Reproduce every line of the listing as written, apart from the pictures.

### Records to process
**********
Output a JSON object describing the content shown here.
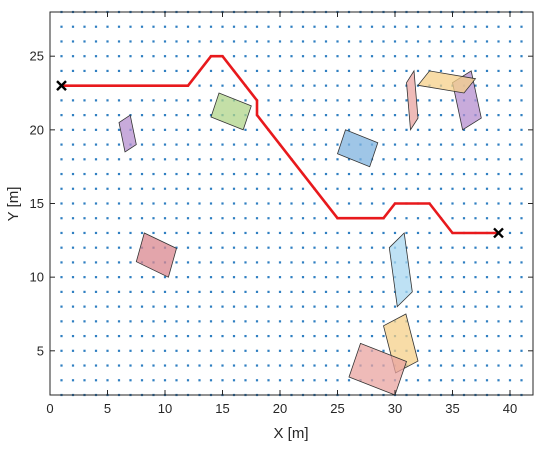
{
  "chart_data": {
    "type": "scatter",
    "xlabel": "X [m]",
    "ylabel": "Y [m]",
    "xlim": [
      0,
      42
    ],
    "ylim": [
      2,
      28
    ],
    "xticks": [
      0,
      5,
      10,
      15,
      20,
      25,
      30,
      35,
      40
    ],
    "yticks": [
      5,
      10,
      15,
      20,
      25
    ],
    "grid_points": {
      "color": "#2f7fc1",
      "x_range": [
        1,
        41
      ],
      "x_step": 1,
      "y_range": [
        2,
        28
      ],
      "y_step": 1
    },
    "path": {
      "color": "#e8191c",
      "points": [
        [
          1,
          23
        ],
        [
          12,
          23
        ],
        [
          14,
          25
        ],
        [
          15,
          25
        ],
        [
          18,
          22
        ],
        [
          18,
          21
        ],
        [
          25,
          14
        ],
        [
          29,
          14
        ],
        [
          30,
          15
        ],
        [
          33,
          15
        ],
        [
          35,
          13
        ],
        [
          39,
          13
        ]
      ],
      "start": [
        1,
        23
      ],
      "goal": [
        39,
        13
      ]
    },
    "obstacles": [
      {
        "color": "#b58fcf",
        "corners": [
          [
            6,
            18.5
          ],
          [
            7.5,
            21
          ]
        ]
      },
      {
        "color": "#b0d48a",
        "corners": [
          [
            14,
            20
          ],
          [
            17.5,
            22.5
          ]
        ]
      },
      {
        "color": "#d9878f",
        "corners": [
          [
            7.5,
            10
          ],
          [
            11,
            13
          ]
        ]
      },
      {
        "color": "#7fb3df",
        "corners": [
          [
            25,
            17.5
          ],
          [
            28.5,
            20
          ]
        ]
      },
      {
        "color": "#e9a4a0",
        "corners": [
          [
            31,
            20
          ],
          [
            32,
            24
          ]
        ]
      },
      {
        "color": "#b58fcf",
        "corners": [
          [
            35,
            20
          ],
          [
            37.5,
            24
          ]
        ]
      },
      {
        "color": "#f5d08a",
        "corners": [
          [
            32,
            22.5
          ],
          [
            37,
            24
          ]
        ]
      },
      {
        "color": "#a8d7f0",
        "corners": [
          [
            29.5,
            8
          ],
          [
            31.5,
            13
          ]
        ]
      },
      {
        "color": "#f5d08a",
        "corners": [
          [
            29,
            3.5
          ],
          [
            32,
            7.5
          ]
        ]
      },
      {
        "color": "#e9a4a0",
        "corners": [
          [
            26,
            2
          ],
          [
            31,
            5.5
          ]
        ]
      }
    ]
  }
}
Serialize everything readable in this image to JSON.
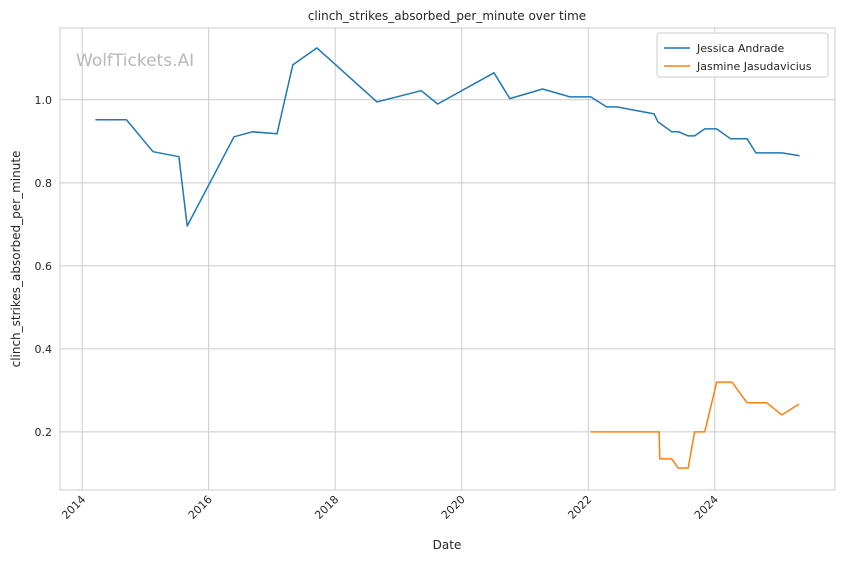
{
  "chart_data": {
    "type": "line",
    "title": "clinch_strikes_absorbed_per_minute over time",
    "xlabel": "Date",
    "ylabel": "clinch_strikes_absorbed_per_minute",
    "xlim": [
      2013.65,
      2025.9
    ],
    "ylim": [
      0.06,
      1.173
    ],
    "x_ticks": [
      2014,
      2016,
      2018,
      2020,
      2022,
      2024
    ],
    "x_tick_labels": [
      "2014",
      "2016",
      "2018",
      "2020",
      "2022",
      "2024"
    ],
    "y_ticks": [
      0.2,
      0.4,
      0.6,
      0.8,
      1.0
    ],
    "y_tick_labels": [
      "0.2",
      "0.4",
      "0.6",
      "0.8",
      "1.0"
    ],
    "grid": true,
    "legend_position": "top-right",
    "watermark": "WolfTickets.AI",
    "series": [
      {
        "name": "Jessica Andrade",
        "color": "#1f77b4",
        "x": [
          2014.21,
          2014.7,
          2015.12,
          2015.53,
          2015.66,
          2016.4,
          2016.69,
          2017.08,
          2017.33,
          2017.71,
          2018.66,
          2019.36,
          2019.62,
          2020.51,
          2020.76,
          2021.28,
          2021.71,
          2022.04,
          2022.29,
          2022.45,
          2023.04,
          2023.1,
          2023.32,
          2023.43,
          2023.58,
          2023.68,
          2023.84,
          2024.03,
          2024.25,
          2024.51,
          2024.65,
          2025.06,
          2025.34
        ],
        "y": [
          0.952,
          0.952,
          0.875,
          0.863,
          0.696,
          0.911,
          0.923,
          0.918,
          1.084,
          1.125,
          0.995,
          1.022,
          0.99,
          1.065,
          1.003,
          1.026,
          1.007,
          1.007,
          0.983,
          0.983,
          0.966,
          0.947,
          0.923,
          0.923,
          0.913,
          0.913,
          0.93,
          0.93,
          0.906,
          0.906,
          0.872,
          0.872,
          0.865
        ]
      },
      {
        "name": "Jasmine Jasudavicius",
        "color": "#ff7f0e",
        "x": [
          2022.04,
          2023.12,
          2023.13,
          2023.32,
          2023.42,
          2023.58,
          2023.68,
          2023.84,
          2024.03,
          2024.27,
          2024.51,
          2024.82,
          2025.06,
          2025.33
        ],
        "y": [
          0.2,
          0.2,
          0.135,
          0.135,
          0.113,
          0.113,
          0.2,
          0.2,
          0.32,
          0.32,
          0.27,
          0.27,
          0.241,
          0.267
        ]
      }
    ]
  }
}
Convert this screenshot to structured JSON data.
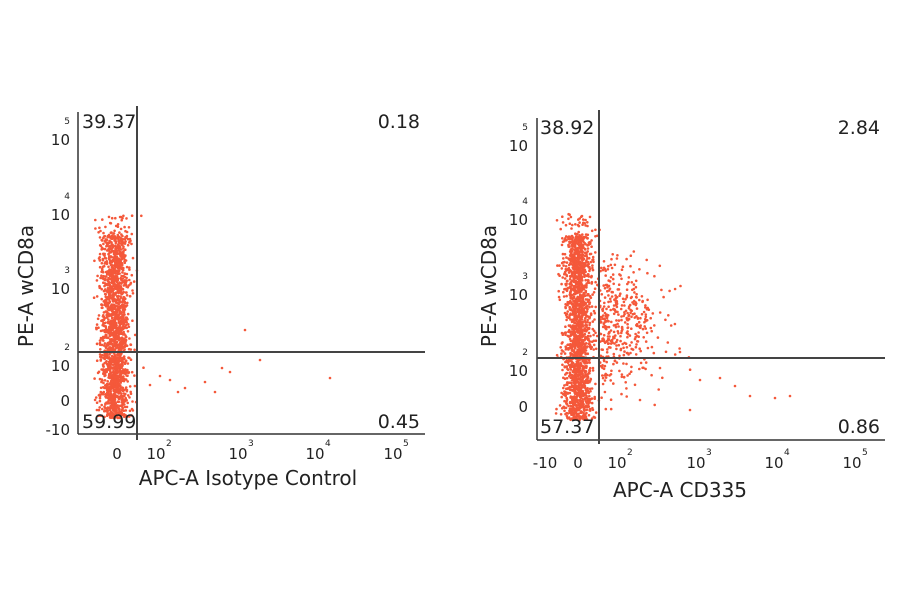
{
  "chart_data": [
    {
      "type": "scatter",
      "xlabel": "APC-A Isotype Control",
      "ylabel": "PE-A wCD8a",
      "x_scale": "biexponential",
      "y_scale": "biexponential",
      "xlim": [
        -10,
        100000
      ],
      "ylim": [
        -10,
        100000
      ],
      "x_ticks": [
        {
          "base": "0",
          "exp": ""
        },
        {
          "base": "10",
          "exp": "2"
        },
        {
          "base": "10",
          "exp": "3"
        },
        {
          "base": "10",
          "exp": "4"
        },
        {
          "base": "10",
          "exp": "5"
        }
      ],
      "y_ticks": [
        {
          "base": "-10",
          "exp": ""
        },
        {
          "base": "0",
          "exp": ""
        },
        {
          "base": "10",
          "exp": "2"
        },
        {
          "base": "10",
          "exp": "3"
        },
        {
          "base": "10",
          "exp": "4"
        },
        {
          "base": "10",
          "exp": "5"
        }
      ],
      "gate": {
        "x": 110,
        "y": 60
      },
      "quadrants": {
        "upper_left": "39.37",
        "upper_right": "0.18",
        "lower_left": "59.99",
        "lower_right": "0.45"
      },
      "point_color": "#f4583a",
      "points_note": "dense population at x≈0 spanning y≈-10 to 2000; few scattered events x 100–10000 near y≈30"
    },
    {
      "type": "scatter",
      "xlabel": "APC-A CD335",
      "ylabel": "PE-A wCD8a",
      "x_scale": "biexponential",
      "y_scale": "biexponential",
      "xlim": [
        -10,
        100000
      ],
      "ylim": [
        -10,
        100000
      ],
      "x_ticks": [
        {
          "base": "-10",
          "exp": ""
        },
        {
          "base": "0",
          "exp": ""
        },
        {
          "base": "10",
          "exp": "2"
        },
        {
          "base": "10",
          "exp": "3"
        },
        {
          "base": "10",
          "exp": "4"
        },
        {
          "base": "10",
          "exp": "5"
        }
      ],
      "y_ticks": [
        {
          "base": "0",
          "exp": ""
        },
        {
          "base": "10",
          "exp": "2"
        },
        {
          "base": "10",
          "exp": "3"
        },
        {
          "base": "10",
          "exp": "4"
        },
        {
          "base": "10",
          "exp": "5"
        }
      ],
      "gate": {
        "x": 100,
        "y": 60
      },
      "quadrants": {
        "upper_left": "38.92",
        "upper_right": "2.84",
        "lower_left": "57.37",
        "lower_right": "0.86"
      },
      "point_color": "#f4583a",
      "points_note": "dense population at x≈0 spanning y≈-10 to 2000; positive tail x 100–3000, y 20–300"
    }
  ]
}
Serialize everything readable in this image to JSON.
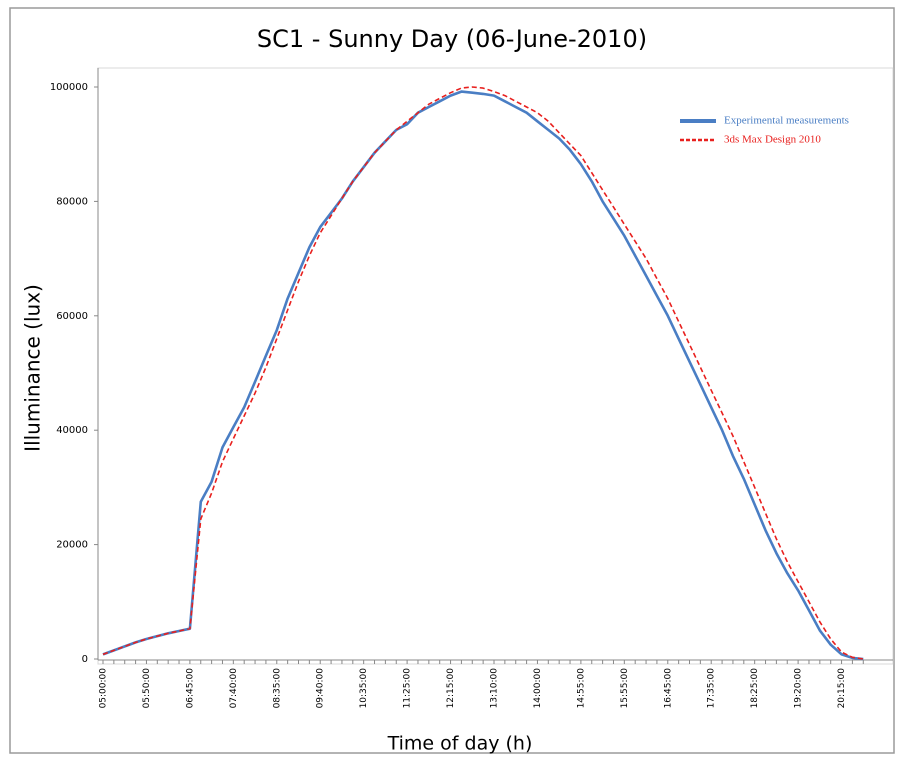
**********
### Answer to this problem
Output a JSON object describing the content shown here.
{
  "chart_data": {
    "type": "scatter",
    "xlabel": "X [m]",
    "ylabel": "Y [m]",
    "xlim": [
      0,
      42
    ],
    "ylim": [
      2,
      28
    ],
    "xticks": [
      0,
      5,
      10,
      15,
      20,
      25,
      30,
      35,
      40
    ],
    "yticks": [
      5,
      10,
      15,
      20,
      25
    ],
    "grid_points": {
      "color": "#2f7fc1",
      "x_range": [
        1,
        41
      ],
      "x_step": 1,
      "y_range": [
        2,
        28
      ],
      "y_step": 1
    },
    "path": {
      "color": "#e8191c",
      "points": [
        [
          1,
          23
        ],
        [
          12,
          23
        ],
        [
          14,
          25
        ],
        [
          15,
          25
        ],
        [
          18,
          22
        ],
        [
          18,
          21
        ],
        [
          25,
          14
        ],
        [
          29,
          14
        ],
        [
          30,
          15
        ],
        [
          33,
          15
        ],
        [
          35,
          13
        ],
        [
          39,
          13
        ]
      ],
      "start": [
        1,
        23
      ],
      "goal": [
        39,
        13
      ]
    },
    "obstacles": [
      {
        "color": "#b58fcf",
        "corners": [
          [
            6,
            18.5
          ],
          [
            7.5,
            21
          ]
        ]
      },
      {
        "color": "#b0d48a",
        "corners": [
          [
            14,
            20
          ],
          [
            17.5,
            22.5
          ]
        ]
      },
      {
        "color": "#d9878f",
        "corners": [
          [
            7.5,
            10
          ],
          [
            11,
            13
          ]
        ]
      },
      {
        "color": "#7fb3df",
        "corners": [
          [
            25,
            17.5
          ],
          [
            28.5,
            20
          ]
        ]
      },
      {
        "color": "#e9a4a0",
        "corners": [
          [
            31,
            20
          ],
          [
            32,
            24
          ]
        ]
      },
      {
        "color": "#b58fcf",
        "corners": [
          [
            35,
            20
          ],
          [
            37.5,
            24
          ]
        ]
      },
      {
        "color": "#f5d08a",
        "corners": [
          [
            32,
            22.5
          ],
          [
            37,
            24
          ]
        ]
      },
      {
        "color": "#a8d7f0",
        "corners": [
          [
            29.5,
            8
          ],
          [
            31.5,
            13
          ]
        ]
      },
      {
        "color": "#f5d08a",
        "corners": [
          [
            29,
            3.5
          ],
          [
            32,
            7.5
          ]
        ]
      },
      {
        "color": "#e9a4a0",
        "corners": [
          [
            26,
            2
          ],
          [
            31,
            5.5
          ]
        ]
      }
    ]
  }
}
Serialize everything readable in this image to JSON.
{
  "chart_data": {
    "type": "line",
    "title": "clinch_strikes_absorbed_per_minute over time",
    "xlabel": "Date",
    "ylabel": "clinch_strikes_absorbed_per_minute",
    "xlim": [
      2013.65,
      2025.9
    ],
    "ylim": [
      0.06,
      1.173
    ],
    "x_ticks": [
      2014,
      2016,
      2018,
      2020,
      2022,
      2024
    ],
    "x_tick_labels": [
      "2014",
      "2016",
      "2018",
      "2020",
      "2022",
      "2024"
    ],
    "y_ticks": [
      0.2,
      0.4,
      0.6,
      0.8,
      1.0
    ],
    "y_tick_labels": [
      "0.2",
      "0.4",
      "0.6",
      "0.8",
      "1.0"
    ],
    "grid": true,
    "legend_position": "top-right",
    "watermark": "WolfTickets.AI",
    "series": [
      {
        "name": "Jessica Andrade",
        "color": "#1f77b4",
        "x": [
          2014.21,
          2014.7,
          2015.12,
          2015.53,
          2015.66,
          2016.4,
          2016.69,
          2017.08,
          2017.33,
          2017.71,
          2018.66,
          2019.36,
          2019.62,
          2020.51,
          2020.76,
          2021.28,
          2021.71,
          2022.04,
          2022.29,
          2022.45,
          2023.04,
          2023.1,
          2023.32,
          2023.43,
          2023.58,
          2023.68,
          2023.84,
          2024.03,
          2024.25,
          2024.51,
          2024.65,
          2025.06,
          2025.34
        ],
        "y": [
          0.952,
          0.952,
          0.875,
          0.863,
          0.696,
          0.911,
          0.923,
          0.918,
          1.084,
          1.125,
          0.995,
          1.022,
          0.99,
          1.065,
          1.003,
          1.026,
          1.007,
          1.007,
          0.983,
          0.983,
          0.966,
          0.947,
          0.923,
          0.923,
          0.913,
          0.913,
          0.93,
          0.93,
          0.906,
          0.906,
          0.872,
          0.872,
          0.865
        ]
      },
      {
        "name": "Jasmine Jasudavicius",
        "color": "#ff7f0e",
        "x": [
          2022.04,
          2023.12,
          2023.13,
          2023.32,
          2023.42,
          2023.58,
          2023.68,
          2023.84,
          2024.03,
          2024.27,
          2024.51,
          2024.82,
          2025.06,
          2025.33
        ],
        "y": [
          0.2,
          0.2,
          0.135,
          0.135,
          0.113,
          0.113,
          0.2,
          0.2,
          0.32,
          0.32,
          0.27,
          0.27,
          0.241,
          0.267
        ]
      }
    ]
  }
}
Convert this screenshot to structured JSON data.
{
  "chart_data": [
    {
      "type": "scatter",
      "xlabel": "APC-A Isotype Control",
      "ylabel": "PE-A wCD8a",
      "x_scale": "biexponential",
      "y_scale": "biexponential",
      "xlim": [
        -10,
        100000
      ],
      "ylim": [
        -10,
        100000
      ],
      "x_ticks": [
        {
          "base": "0",
          "exp": ""
        },
        {
          "base": "10",
          "exp": "2"
        },
        {
          "base": "10",
          "exp": "3"
        },
        {
          "base": "10",
          "exp": "4"
        },
        {
          "base": "10",
          "exp": "5"
        }
      ],
      "y_ticks": [
        {
          "base": "-10",
          "exp": ""
        },
        {
          "base": "0",
          "exp": ""
        },
        {
          "base": "10",
          "exp": "2"
        },
        {
          "base": "10",
          "exp": "3"
        },
        {
          "base": "10",
          "exp": "4"
        },
        {
          "base": "10",
          "exp": "5"
        }
      ],
      "gate": {
        "x": 110,
        "y": 60
      },
      "quadrants": {
        "upper_left": "39.37",
        "upper_right": "0.18",
        "lower_left": "59.99",
        "lower_right": "0.45"
      },
      "point_color": "#f4583a",
      "points_note": "dense population at x≈0 spanning y≈-10 to 2000; few scattered events x 100–10000 near y≈30"
    },
    {
      "type": "scatter",
      "xlabel": "APC-A CD335",
      "ylabel": "PE-A wCD8a",
      "x_scale": "biexponential",
      "y_scale": "biexponential",
      "xlim": [
        -10,
        100000
      ],
      "ylim": [
        -10,
        100000
      ],
      "x_ticks": [
        {
          "base": "-10",
          "exp": ""
        },
        {
          "base": "0",
          "exp": ""
        },
        {
          "base": "10",
          "exp": "2"
        },
        {
          "base": "10",
          "exp": "3"
        },
        {
          "base": "10",
          "exp": "4"
        },
        {
          "base": "10",
          "exp": "5"
        }
      ],
      "y_ticks": [
        {
          "base": "0",
          "exp": ""
        },
        {
          "base": "10",
          "exp": "2"
        },
        {
          "base": "10",
          "exp": "3"
        },
        {
          "base": "10",
          "exp": "4"
        },
        {
          "base": "10",
          "exp": "5"
        }
      ],
      "gate": {
        "x": 100,
        "y": 60
      },
      "quadrants": {
        "upper_left": "38.92",
        "upper_right": "2.84",
        "lower_left": "57.37",
        "lower_right": "0.86"
      },
      "point_color": "#f4583a",
      "points_note": "dense population at x≈0 spanning y≈-10 to 2000; positive tail x 100–3000, y 20–300"
    }
  ]
}
Serialize everything readable in this image to JSON.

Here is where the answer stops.